[Data records]
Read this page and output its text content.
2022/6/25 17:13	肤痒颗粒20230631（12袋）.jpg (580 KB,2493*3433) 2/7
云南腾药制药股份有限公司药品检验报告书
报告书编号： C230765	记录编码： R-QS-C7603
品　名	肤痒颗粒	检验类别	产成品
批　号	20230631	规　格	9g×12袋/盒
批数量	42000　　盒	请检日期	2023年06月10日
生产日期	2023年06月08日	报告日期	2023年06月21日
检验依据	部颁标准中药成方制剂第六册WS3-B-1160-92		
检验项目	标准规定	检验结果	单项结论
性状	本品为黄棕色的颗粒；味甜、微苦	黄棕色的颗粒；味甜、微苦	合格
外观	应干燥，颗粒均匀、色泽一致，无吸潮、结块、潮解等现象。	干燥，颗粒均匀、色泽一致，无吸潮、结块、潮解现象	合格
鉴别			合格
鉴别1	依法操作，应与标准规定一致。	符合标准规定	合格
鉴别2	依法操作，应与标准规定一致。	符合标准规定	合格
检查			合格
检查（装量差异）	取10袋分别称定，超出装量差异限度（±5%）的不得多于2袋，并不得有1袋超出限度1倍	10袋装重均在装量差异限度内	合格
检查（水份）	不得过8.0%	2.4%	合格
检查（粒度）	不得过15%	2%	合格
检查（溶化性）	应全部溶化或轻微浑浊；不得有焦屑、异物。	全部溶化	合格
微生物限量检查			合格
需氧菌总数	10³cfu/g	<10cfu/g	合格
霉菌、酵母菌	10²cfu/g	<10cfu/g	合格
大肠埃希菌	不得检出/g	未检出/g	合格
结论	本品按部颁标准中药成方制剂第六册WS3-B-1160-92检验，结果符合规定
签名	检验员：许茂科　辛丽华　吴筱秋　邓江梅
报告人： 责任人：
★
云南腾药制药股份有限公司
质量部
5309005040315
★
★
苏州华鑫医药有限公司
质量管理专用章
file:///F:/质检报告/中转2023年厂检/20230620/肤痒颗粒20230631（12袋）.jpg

- **Work to do**
Print every entry exactly as it appears.

- **Answer below**
Read this page and output its text content.
2022/6/25 17:13	肤痒颗粒20230631（12袋）.jpg (580 KB,2493*3433) 2/7
云南腾药制药股份有限公司药品检验报告书
报告书编号： C230765	记录编码： R-QS-C7603
品　名	肤痒颗粒	检验类别	产成品
批　号	20230631	规　格	9g×12袋/盒
批数量	42000　　盒	请检日期	2023年06月10日
生产日期	2023年06月08日	报告日期	2023年06月21日
检验依据	部颁标准中药成方制剂第六册WS3-B-1160-92		
检验项目	标准规定	检验结果	单项结论
性状	本品为黄棕色的颗粒；味甜、微苦	黄棕色的颗粒；味甜、微苦	合格
外观	应干燥，颗粒均匀、色泽一致，无吸潮、结块、潮解等现象。	干燥，颗粒均匀、色泽一致，无吸潮、结块、潮解现象	合格
鉴别			合格
鉴别1	依法操作，应与标准规定一致。	符合标准规定	合格
鉴别2	依法操作，应与标准规定一致。	符合标准规定	合格
检查			合格
检查（装量差异）	取10袋分别称定，超出装量差异限度（±5%）的不得多于2袋，并不得有1袋超出限度1倍	10袋装重均在装量差异限度内	合格
检查（水份）	不得过8.0%	2.4%	合格
检查（粒度）	不得过15%	2%	合格
检查（溶化性）	应全部溶化或轻微浑浊；不得有焦屑、异物。	全部溶化	合格
微生物限量检查			合格
需氧菌总数	10³cfu/g	<10cfu/g	合格
霉菌、酵母菌	10²cfu/g	<10cfu/g	合格
大肠埃希菌	不得检出/g	未检出/g	合格
结论	本品按部颁标准中药成方制剂第六册WS3-B-1160-92检验，结果符合规定
签名	检验员：许茂科　辛丽华　吴筱秋　邓江梅
报告人： 责任人：
★
云南腾药制药股份有限公司
质量部
5309005040315
★
★
苏州华鑫医药有限公司
质量管理专用章
file:///F:/质检报告/中转2023年厂检/20230620/肤痒颗粒20230631（12袋）.jpg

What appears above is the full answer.